▸ **WHAT IS REQUIRED**:
Present the data once more in exactly its original form.

▸ **DATA SUPPLIED**:
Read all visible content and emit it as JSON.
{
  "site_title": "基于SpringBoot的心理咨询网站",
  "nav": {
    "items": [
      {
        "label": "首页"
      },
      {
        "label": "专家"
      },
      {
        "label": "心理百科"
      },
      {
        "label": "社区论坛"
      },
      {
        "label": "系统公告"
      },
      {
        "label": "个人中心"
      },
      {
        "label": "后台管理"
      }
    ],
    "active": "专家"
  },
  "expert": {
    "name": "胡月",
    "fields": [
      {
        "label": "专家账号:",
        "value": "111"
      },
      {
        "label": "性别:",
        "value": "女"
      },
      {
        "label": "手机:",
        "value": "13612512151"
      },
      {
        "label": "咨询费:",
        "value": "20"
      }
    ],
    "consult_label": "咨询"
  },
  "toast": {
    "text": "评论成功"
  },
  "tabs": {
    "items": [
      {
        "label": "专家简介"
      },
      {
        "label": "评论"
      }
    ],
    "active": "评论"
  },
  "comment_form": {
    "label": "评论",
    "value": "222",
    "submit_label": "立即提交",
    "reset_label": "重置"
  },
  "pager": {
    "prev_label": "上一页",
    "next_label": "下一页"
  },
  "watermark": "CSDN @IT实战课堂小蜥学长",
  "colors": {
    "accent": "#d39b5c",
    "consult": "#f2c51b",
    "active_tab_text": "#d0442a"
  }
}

▸ **WRITTEN ANSWER**:
Read all visible content and emit it as JSON.
{
  "site_title": "基于SpringBoot的心理咨询网站",
  "nav": {
    "items": [
      {
        "label": "首页"
      },
      {
        "label": "专家"
      },
      {
        "label": "心理百科"
      },
      {
        "label": "社区论坛"
      },
      {
        "label": "系统公告"
      },
      {
        "label": "个人中心"
      },
      {
        "label": "后台管理"
      }
    ],
    "active": "专家"
  },
  "expert": {
    "name": "胡月",
    "fields": [
      {
        "label": "专家账号:",
        "value": "111"
      },
      {
        "label": "性别:",
        "value": "女"
      },
      {
        "label": "手机:",
        "value": "13612512151"
      },
      {
        "label": "咨询费:",
        "value": "20"
      }
    ],
    "consult_label": "咨询"
  },
  "toast": {
    "text": "评论成功"
  },
  "tabs": {
    "items": [
      {
        "label": "专家简介"
      },
      {
        "label": "评论"
      }
    ],
    "active": "评论"
  },
  "comment_form": {
    "label": "评论",
    "value": "222",
    "submit_label": "立即提交",
    "reset_label": "重置"
  },
  "pager": {
    "prev_label": "上一页",
    "next_label": "下一页"
  },
  "watermark": "CSDN @IT实战课堂小蜥学长",
  "colors": {
    "accent": "#d39b5c",
    "consult": "#f2c51b",
    "active_tab_text": "#d0442a"
  }
}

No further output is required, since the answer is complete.